To be done:
Rewrite the lines starting at the one containing "Extract all elements" and ending at the one containing "432, 512, 438]", replacing "data-point" with "point-marker" and leaving everything else unchanged. Leave the pictures out of your answer.

Material supplied:
--- --- ---

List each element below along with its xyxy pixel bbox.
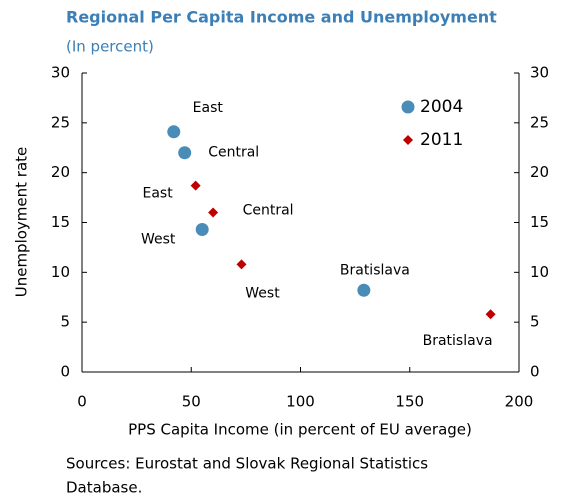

--- --- ---

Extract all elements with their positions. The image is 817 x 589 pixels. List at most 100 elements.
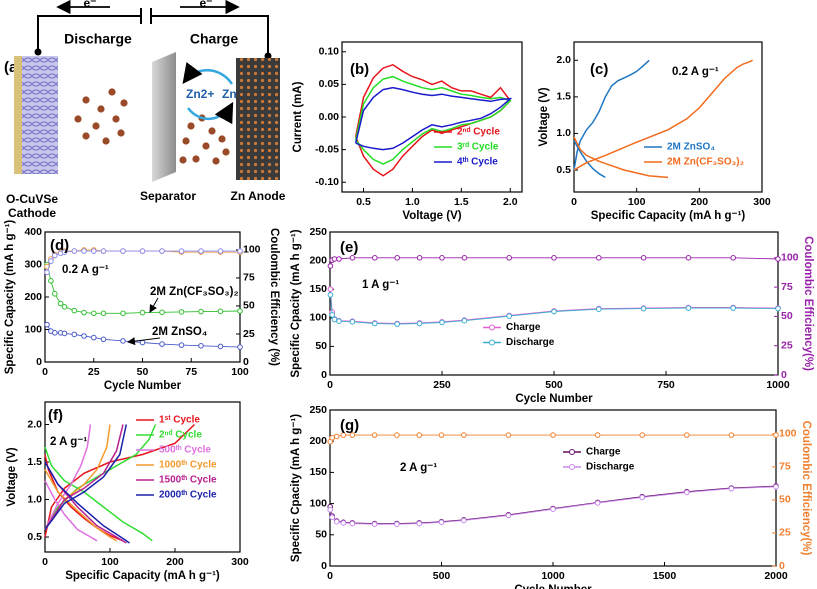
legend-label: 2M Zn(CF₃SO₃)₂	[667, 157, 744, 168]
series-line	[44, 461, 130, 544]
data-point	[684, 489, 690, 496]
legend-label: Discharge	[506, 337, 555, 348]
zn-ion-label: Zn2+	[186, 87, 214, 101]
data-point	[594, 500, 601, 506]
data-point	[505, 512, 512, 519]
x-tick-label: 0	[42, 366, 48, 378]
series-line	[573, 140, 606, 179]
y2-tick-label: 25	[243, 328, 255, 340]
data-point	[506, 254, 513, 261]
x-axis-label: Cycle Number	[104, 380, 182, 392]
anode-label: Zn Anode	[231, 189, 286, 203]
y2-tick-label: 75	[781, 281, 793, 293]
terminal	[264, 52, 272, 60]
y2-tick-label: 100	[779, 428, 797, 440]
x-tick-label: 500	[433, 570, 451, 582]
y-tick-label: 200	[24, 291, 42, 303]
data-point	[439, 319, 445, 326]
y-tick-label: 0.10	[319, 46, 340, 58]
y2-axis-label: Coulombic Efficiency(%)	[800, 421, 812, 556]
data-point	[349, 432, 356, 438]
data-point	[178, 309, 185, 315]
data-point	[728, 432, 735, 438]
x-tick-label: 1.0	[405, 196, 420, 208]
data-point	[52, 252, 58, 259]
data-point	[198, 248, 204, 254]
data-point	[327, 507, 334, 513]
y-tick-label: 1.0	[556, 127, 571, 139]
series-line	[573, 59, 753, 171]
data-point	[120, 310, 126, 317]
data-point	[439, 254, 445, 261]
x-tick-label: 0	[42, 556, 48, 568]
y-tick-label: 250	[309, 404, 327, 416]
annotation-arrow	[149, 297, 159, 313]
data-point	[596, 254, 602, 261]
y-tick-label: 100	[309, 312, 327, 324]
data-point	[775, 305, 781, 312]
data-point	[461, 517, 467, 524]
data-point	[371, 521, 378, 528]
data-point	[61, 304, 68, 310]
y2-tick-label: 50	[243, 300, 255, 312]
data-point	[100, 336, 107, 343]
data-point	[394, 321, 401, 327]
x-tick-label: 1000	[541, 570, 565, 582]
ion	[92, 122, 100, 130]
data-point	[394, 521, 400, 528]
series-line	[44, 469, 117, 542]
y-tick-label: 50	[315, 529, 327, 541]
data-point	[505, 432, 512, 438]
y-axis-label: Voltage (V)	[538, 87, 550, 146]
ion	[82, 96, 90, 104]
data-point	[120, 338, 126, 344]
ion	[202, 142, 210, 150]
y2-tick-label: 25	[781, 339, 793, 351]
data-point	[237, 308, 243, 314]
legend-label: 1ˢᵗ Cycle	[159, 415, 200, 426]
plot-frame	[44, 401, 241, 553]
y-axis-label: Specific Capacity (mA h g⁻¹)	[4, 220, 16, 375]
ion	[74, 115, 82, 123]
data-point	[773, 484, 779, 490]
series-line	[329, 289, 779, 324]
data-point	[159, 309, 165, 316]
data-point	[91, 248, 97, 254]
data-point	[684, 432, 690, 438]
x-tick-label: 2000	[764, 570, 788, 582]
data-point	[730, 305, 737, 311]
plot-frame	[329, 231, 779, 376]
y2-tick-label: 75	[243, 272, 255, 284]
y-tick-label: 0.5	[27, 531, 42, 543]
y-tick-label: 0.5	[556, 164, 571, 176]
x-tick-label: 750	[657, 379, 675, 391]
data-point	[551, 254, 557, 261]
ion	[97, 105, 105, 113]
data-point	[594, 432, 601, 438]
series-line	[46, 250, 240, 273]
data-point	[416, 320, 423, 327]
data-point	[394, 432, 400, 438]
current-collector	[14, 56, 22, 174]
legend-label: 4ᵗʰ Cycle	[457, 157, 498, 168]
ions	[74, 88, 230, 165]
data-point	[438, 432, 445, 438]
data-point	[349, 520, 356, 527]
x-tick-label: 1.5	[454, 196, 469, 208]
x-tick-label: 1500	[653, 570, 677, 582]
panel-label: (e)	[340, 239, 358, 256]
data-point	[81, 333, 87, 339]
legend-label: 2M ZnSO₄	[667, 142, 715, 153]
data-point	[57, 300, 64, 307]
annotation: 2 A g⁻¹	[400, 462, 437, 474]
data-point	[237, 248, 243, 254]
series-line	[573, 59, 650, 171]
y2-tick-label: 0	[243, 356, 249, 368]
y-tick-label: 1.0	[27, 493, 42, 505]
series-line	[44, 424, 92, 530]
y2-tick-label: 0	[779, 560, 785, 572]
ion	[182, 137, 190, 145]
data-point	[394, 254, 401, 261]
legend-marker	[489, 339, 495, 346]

--- --- ---

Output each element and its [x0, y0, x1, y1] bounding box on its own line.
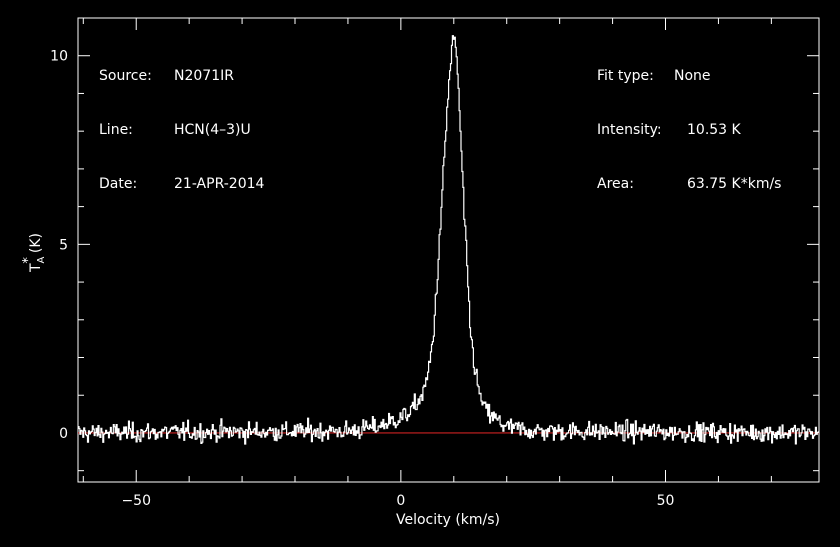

--- --- ---

Result:
Extract all elements with their positions. The image is 817 x 589 pixels. List at most 100 elements.
legend-label: 2M Zn(CF₃SO₃)₂	[667, 157, 744, 168]
series-line	[44, 461, 130, 544]
point-marker	[684, 489, 690, 496]
legend-label: Discharge	[506, 337, 555, 348]
zn-ion-label: Zn2+	[186, 87, 214, 101]
point-marker	[594, 500, 601, 506]
point-marker	[505, 512, 512, 519]
x-tick-label: 0	[42, 366, 48, 378]
series-line	[573, 140, 606, 179]
y2-tick-label: 25	[243, 328, 255, 340]
point-marker	[506, 254, 513, 261]
x-axis-label: Cycle Number	[104, 380, 182, 392]
anode-label: Zn Anode	[231, 189, 286, 203]
y2-tick-label: 75	[781, 281, 793, 293]
terminal	[264, 52, 272, 60]
y2-tick-label: 100	[779, 428, 797, 440]
x-tick-label: 500	[433, 570, 451, 582]
y-tick-label: 200	[24, 291, 42, 303]
point-marker	[439, 319, 445, 326]
y-tick-label: 0.10	[319, 46, 340, 58]
y2-axis-label: Coulombic Efficiency(%)	[800, 421, 812, 556]
point-marker	[349, 432, 356, 438]
point-marker	[178, 309, 185, 315]
point-marker	[728, 432, 735, 438]
x-tick-label: 1.0	[405, 196, 420, 208]
point-marker	[52, 252, 58, 259]
point-marker	[198, 248, 204, 254]
point-marker	[327, 507, 334, 513]
y-tick-label: 1.0	[556, 127, 571, 139]
series-line	[573, 59, 753, 171]
point-marker	[120, 310, 126, 317]
point-marker	[439, 254, 445, 261]
x-tick-label: 0	[42, 556, 48, 568]
y-tick-label: 250	[309, 404, 327, 416]
annotation-arrow	[149, 297, 159, 313]
point-marker	[596, 254, 602, 261]
y-tick-label: 100	[309, 312, 327, 324]
point-marker	[775, 305, 781, 312]
point-marker	[461, 517, 467, 524]
point-marker	[371, 521, 378, 528]
point-marker	[61, 304, 68, 310]
y2-tick-label: 50	[243, 300, 255, 312]
point-marker	[100, 336, 107, 343]
point-marker	[394, 321, 401, 327]
x-tick-label: 1000	[541, 570, 565, 582]
ion	[92, 122, 100, 130]
point-marker	[394, 521, 400, 528]
series-line	[44, 469, 117, 542]
y-tick-label: 50	[315, 529, 327, 541]
point-marker	[505, 432, 512, 438]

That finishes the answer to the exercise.